Problem: Go through the entries below and pick out every line with "Annual".

Listed entries:
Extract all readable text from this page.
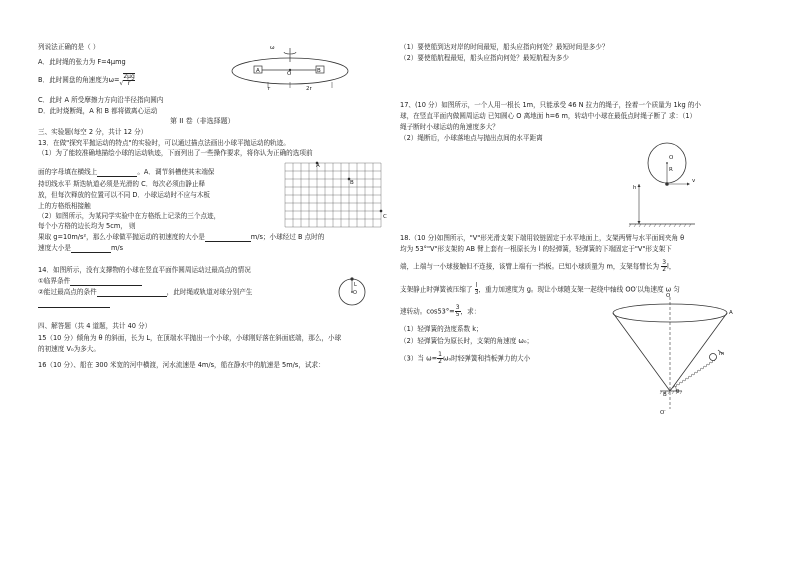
列说法正确的是（ ）
A．此时绳的张力为 F=4μmg
B．此时圆盘的角速度为$\omega=√ \frac{2\mu g}{r}$
C．此时 A 所受摩擦力方向沿半径指向圆内
D．此时烧断绳，A 和 B 都将做离心运动
ω
A	O	B
r	2r
第 II 卷（非选择题）
三、实验题(每空 2 分，共计 12 分）
13．在做"探究平抛运动的特点"的实验时，可以通过描点法画出小球平抛运动的轨迹。
（1）为了能较准确地描绘小球的运动轨迹，下面列出了一些操作要求，将你认为正确的选项前
面的字母填在横线上	。A．调节斜槽使其末端保
持切线水平 斯迭轨道必须是光滑的 C．每次必须由静止释
放，但每次释放的位置可以不同 D．小球运动时不应与木板
上的方格纸相接触
（2）如图所示，为某同学实验中在方格纸上记录的三个点迹，
每个小方格的边长均为 5cm， 则
果取 g=10m/s²，那么小球做平抛运动的初速度的大小是	m/s；小球经过 B 点时的
速度大小是	m/s
A
B
C
14．如图所示，没有支撑物的小球在竖直平面作圆周运动过最高点的情况
①临界条件
②能过最高点的条件	，此时绳或轨道对球分别产生	O
L
四、解答题（共 4 道题，共计 40 分）
15（10 分）倾角为 θ 的斜面，长为 L，在顶端水平抛出一个小球，小球刚好落在斜面底端，那么，小球
的初速度 V₀为多大。
16（10 分）、船在 300 米宽的河中横渡，河水流速是 4m/s，船在静水中的航速是 5m/s，试求：
（1）要使船到达对岸的时间最短，船头应指向何处？最短时间是多少？
（2）要使船航程最短，船头应指向何处？最短航程为多少
17、(10 分）如图所示，一个人用一根长 1m，只能承受 46 N 拉力的绳子，拴着一个质量为 1kg 的小
球，在竖直平面内做圆周运动 已知圆心 O 离地面 h=6 m，转动中小球在最低点时绳子断了 求：（1）
绳子断时小球运动的角速度多大？
（2）绳断后，小球落地点与抛出点间的水平距离
O
R
h
v
18.（10 分)如图所示，"V"形光滑支架下端用铰链固定于水平地面上，支架两臂与水平面间夹角 θ
均为 53°"V"形支架的 AB 臂上套有一根原长为 l 的轻弹簧，轻弹簧的下端固定于"V"形支架下
端，上端与一小球接触但不连接，该臂上端有一挡板。已知小球质量为 m，支架每臂长为 $\frac{3}{2}$ l，
支架静止时弹簧被压缩了 $\frac{l}{3}$ ，重力加速度为 g。现让小球随支架一起绕中轴线 OO′以角速度 ω 匀
速转动。$\cos 53^\circ= \frac{3}{5}$ ，求：
（1）轻弹簧的劲度系数 k；
（2）轻弹簧恰为原长时，支架的角速度 ω₀；
（3）当 $\omega= \frac{1}{2} \omega_0$时轻弹簧和挡板弹力的大小
O
A
m
θ
B
O′
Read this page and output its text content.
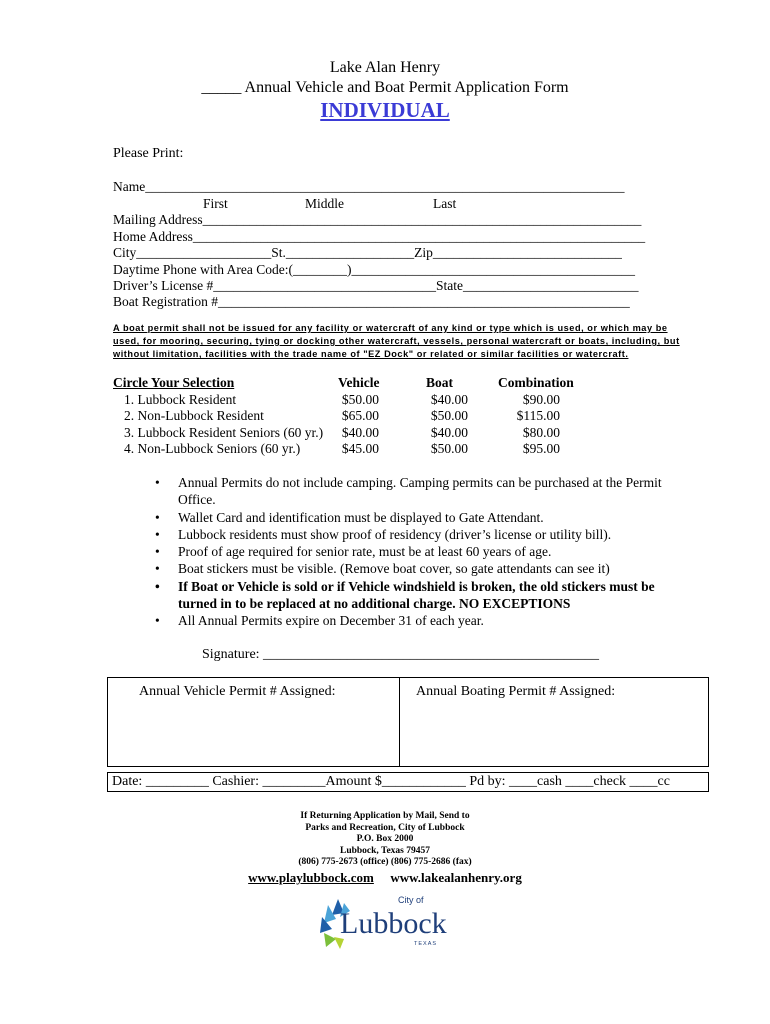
Lake Alan Henry
_____ Annual Vehicle and Boat Permit Application Form
INDIVIDUAL
Please Print:
Name_______________________________________________________________________
First	Middle	Last
Mailing Address_________________________________________________________________
Home Address___________________________________________________________________
City____________________St.___________________Zip____________________________
Daytime Phone with Area Code:(________)__________________________________________
Driver’s License #_________________________________State__________________________
Boat Registration #_____________________________________________________________
A boat permit shall not be issued for any facility or watercraft of any kind or type which is used, or which may be
used, for mooring, securing, tying or docking other watercraft, vessels, personal watercraft or boats, including, but
without limitation, facilities with the trade name of "EZ Dock" or related or similar facilities or watercraft.
Circle Your Selection	Vehicle	Boat	Combination
1. Lubbock Resident	$50.00	$40.00	$90.00
2. Non-Lubbock Resident	$65.00	$50.00	$115.00
3. Lubbock Resident Seniors (60 yr.)	$40.00	$40.00	$80.00
4. Non-Lubbock Seniors (60 yr.)	$45.00	$50.00	$95.00
• Annual Permits do not include camping. Camping permits can be purchased at the Permit
Office.
• Wallet Card and identification must be displayed to Gate Attendant.
• Lubbock residents must show proof of residency (driver’s license or utility bill).
• Proof of age required for senior rate, must be at least 60 years of age.
• Boat stickers must be visible. (Remove boat cover, so gate attendants can see it)
• If Boat or Vehicle is sold or if Vehicle windshield is broken, the old stickers must be
turned in to be replaced at no additional charge. NO EXCEPTIONS
• All Annual Permits expire on December 31 of each year.
Signature: ________________________________________________
Annual Vehicle Permit # Assigned:	Annual Boating Permit # Assigned:
Date: _________ Cashier: _________Amount $____________ Pd by: ____cash ____check ____cc
If Returning Application by Mail, Send to
Parks and Recreation, City of Lubbock
P.O. Box 2000
Lubbock, Texas 79457
(806) 775-2673 (office) (806) 775-2686 (fax)
www.playlubbock.com www.lakealanhenry.org
City of
Lubbock
TEXAS
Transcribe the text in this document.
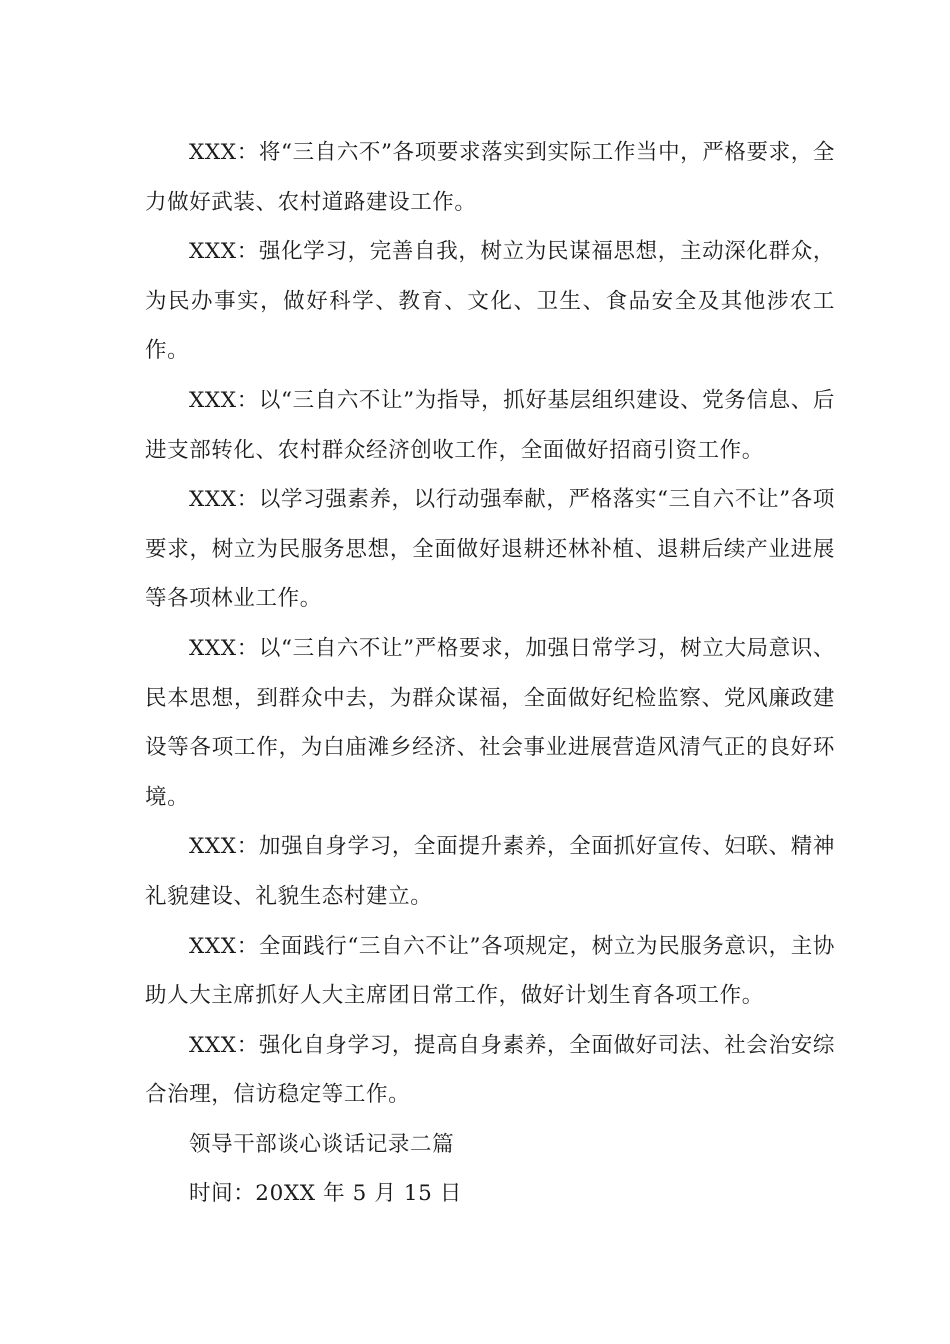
XXX：将“三自六不”各项要求落实到实际工作当中，严格要求，全力做好武装、农村道路建设工作。

XXX：强化学习，完善自我，树立为民谋福思想，主动深化群众，为民办事实，做好科学、教育、文化、卫生、食品安全及其他涉农工作。

XXX：以“三自六不让”为指导，抓好基层组织建设、党务信息、后进支部转化、农村群众经济创收工作，全面做好招商引资工作。

XXX：以学习强素养，以行动强奉献，严格落实“三自六不让”各项要求，树立为民服务思想，全面做好退耕还林补植、退耕后续产业进展等各项林业工作。

XXX：以“三自六不让”严格要求，加强日常学习，树立大局意识、民本思想，到群众中去，为群众谋福，全面做好纪检监察、党风廉政建设等各项工作，为白庙滩乡经济、社会事业进展营造风清气正的良好环境。

XXX：加强自身学习，全面提升素养，全面抓好宣传、妇联、精神礼貌建设、礼貌生态村建立。

XXX：全面践行“三自六不让”各项规定，树立为民服务意识，主协助人大主席抓好人大主席团日常工作，做好计划生育各项工作。

XXX：强化自身学习，提高自身素养，全面做好司法、社会治安综合治理，信访稳定等工作。

领导干部谈心谈话记录二篇

时间：20XX 年 5 月 15 日
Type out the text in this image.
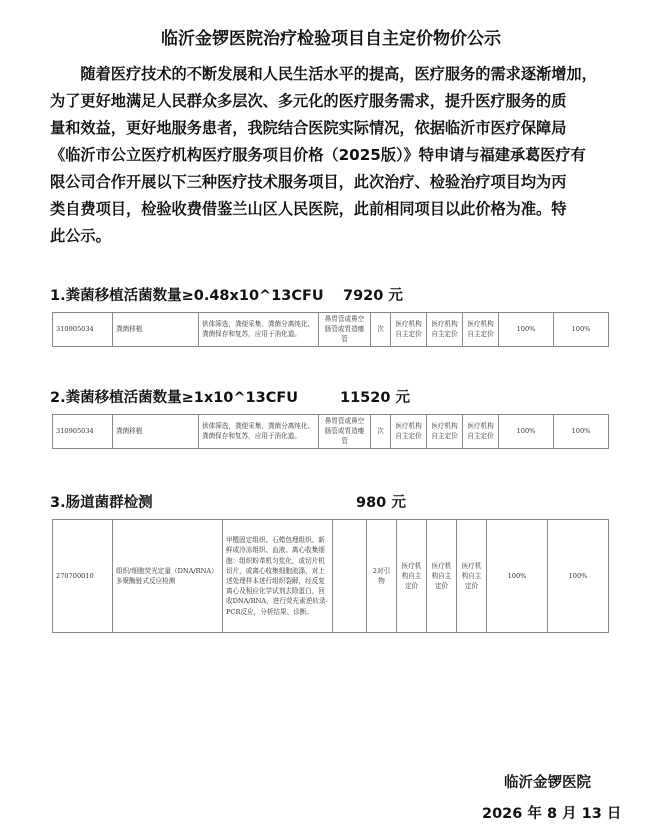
临沂金锣医院治疗检验项目自主定价物价公示
　　随着医疗技术的不断发展和人民生活水平的提高，医疗服务的需求逐渐增加，
为了更好地满足人民群众多层次、多元化的医疗服务需求，提升医疗服务的质
量和效益，更好地服务患者，我院结合医院实际情况，依据临沂市医疗保障局
《临沂市公立医疗机构医疗服务项目价格（2025版）》特申请与福建承葛医疗有
限公司合作开展以下三种医疗技术服务项目，此次治疗、检验治疗项目均为丙
类自费项目，检验收费借鉴兰山区人民医院，此前相同项目以此价格为准。特
此公示。
1.粪菌移植活菌数量≥0.48x10^13CFU 7920 元
310905034	粪菌移植	供体筛选，粪便采集、粪菌分离纯化、粪菌保存和复苏，应用于消化道。	鼻胃管或鼻空肠管或胃造瘘管	次	医疗机构自主定价	医疗机构自主定价	医疗机构自主定价	100%	100%
2.粪菌移植活菌数量≥1x10^13CFU	11520 元
310905034	粪菌移植	供体筛选，粪便采集、粪菌分离纯化、粪菌保存和复苏，应用于消化道。	鼻胃管或鼻空肠管或胃造瘘管	次	医疗机构自主定价	医疗机构自主定价	医疗机构自主定价	100%	100%
3.肠道菌群检测	980 元
270700010	组织/细胞荧光定量（DNA/RNA）多聚酶链式反应检测	甲醛固定组织、石蜡包埋组织、新鲜或冷冻组织、血液、离心收集细胞：组织粉革机匀浆化，或切片机切片，或离心收集细胞流涤，对上述处理样本进行组织裂解，经反复离心及相应化学试剂去除蛋白，回收DNA/RNA，进行荧光素逆转录-PCR反应，分析结果、诊断。		2对引物	医疗机构自主定价	医疗机构自主定价	医疗机构自主定价	100%	100%
临沂金锣医院
2026 年 8 月 13 日
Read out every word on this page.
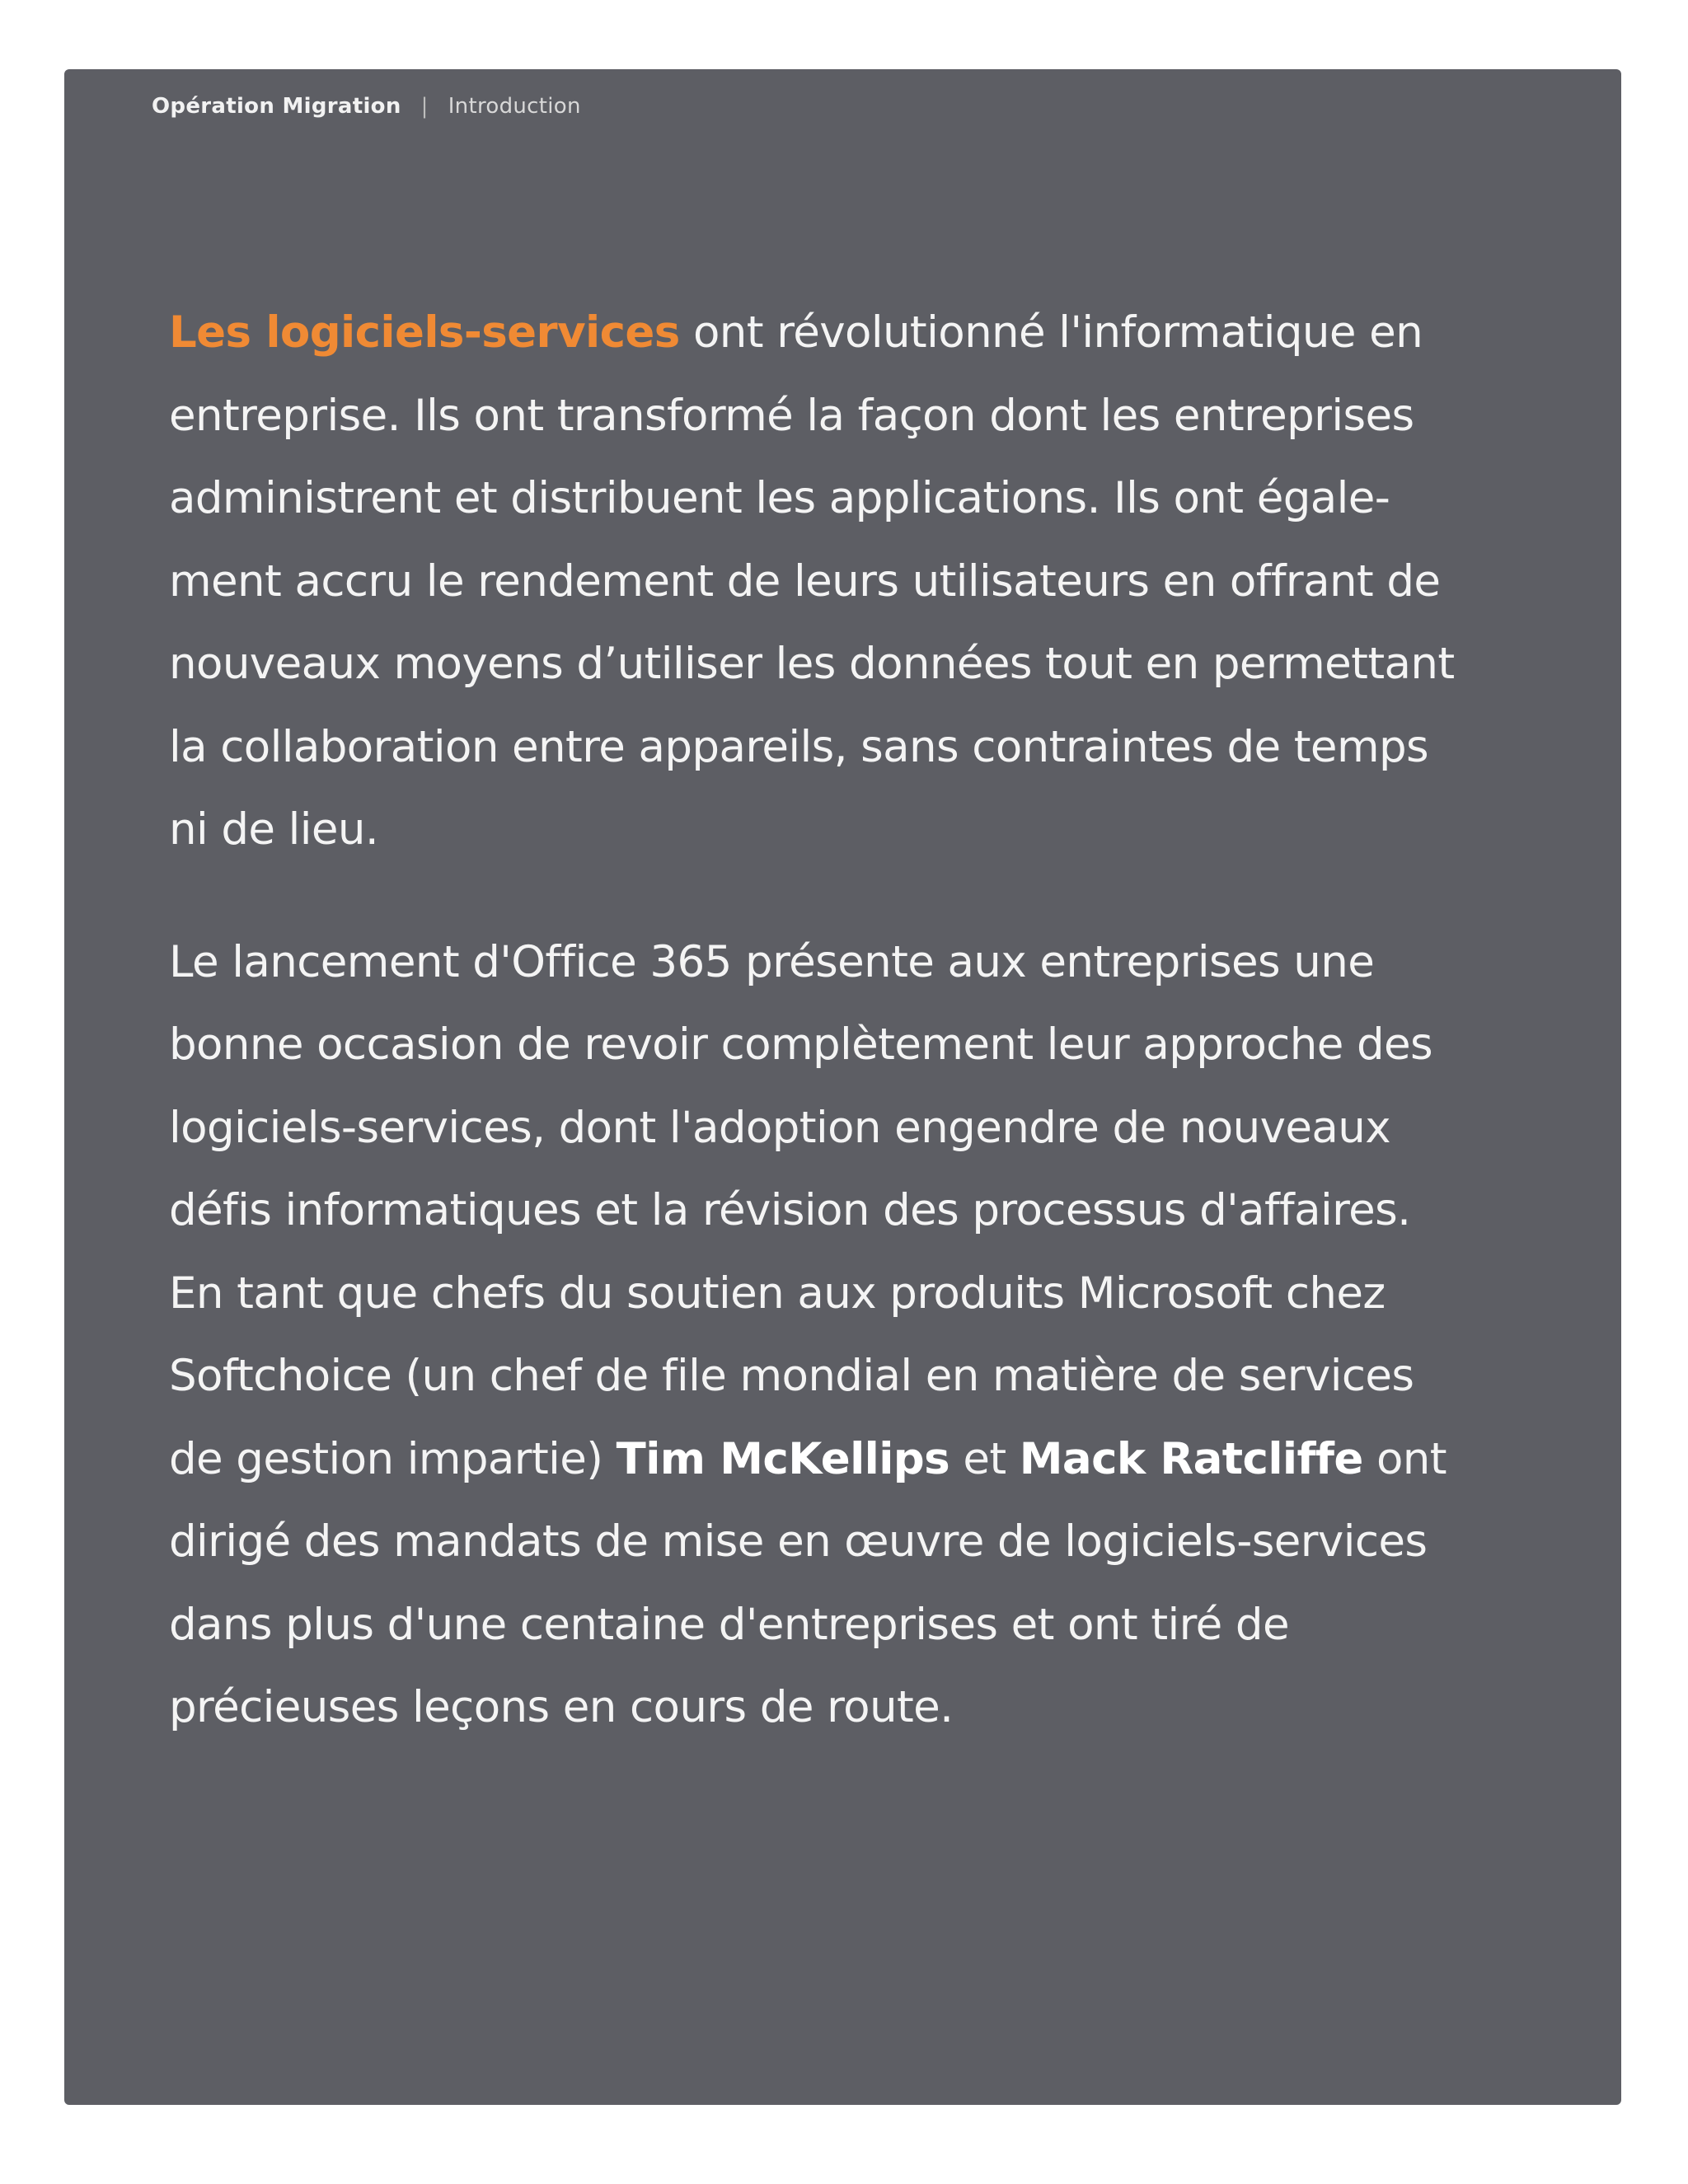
Opération Migration | Introduction

Les logiciels-services ont révolutionné l'informatique en
entreprise. Ils ont transformé la façon dont les entreprises
administrent et distribuent les applications. Ils ont égale-
ment accru le rendement de leurs utilisateurs en offrant de
nouveaux moyens d’utiliser les données tout en permettant
la collaboration entre appareils, sans contraintes de temps
ni de lieu.

Le lancement d'Office 365 présente aux entreprises une
bonne occasion de revoir complètement leur approche des
logiciels-services, dont l'adoption engendre de nouveaux
défis informatiques et la révision des processus d'affaires.
En tant que chefs du soutien aux produits Microsoft chez
Softchoice (un chef de file mondial en matière de services
de gestion impartie) Tim McKellips et Mack Ratcliffe ont
dirigé des mandats de mise en œuvre de logiciels-services
dans plus d'une centaine d'entreprises et ont tiré de
précieuses leçons en cours de route.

Solved exercise:
_____ Annual Vehicle and Boat Permit Application Form
• Annual Permits do not include camping. Camping permits can be purchased at the Permit
• All Annual Permits expire on December 31 of each year.
Annual Vehicle Permit # Assigned:	Annual Boating Permit # Assigned:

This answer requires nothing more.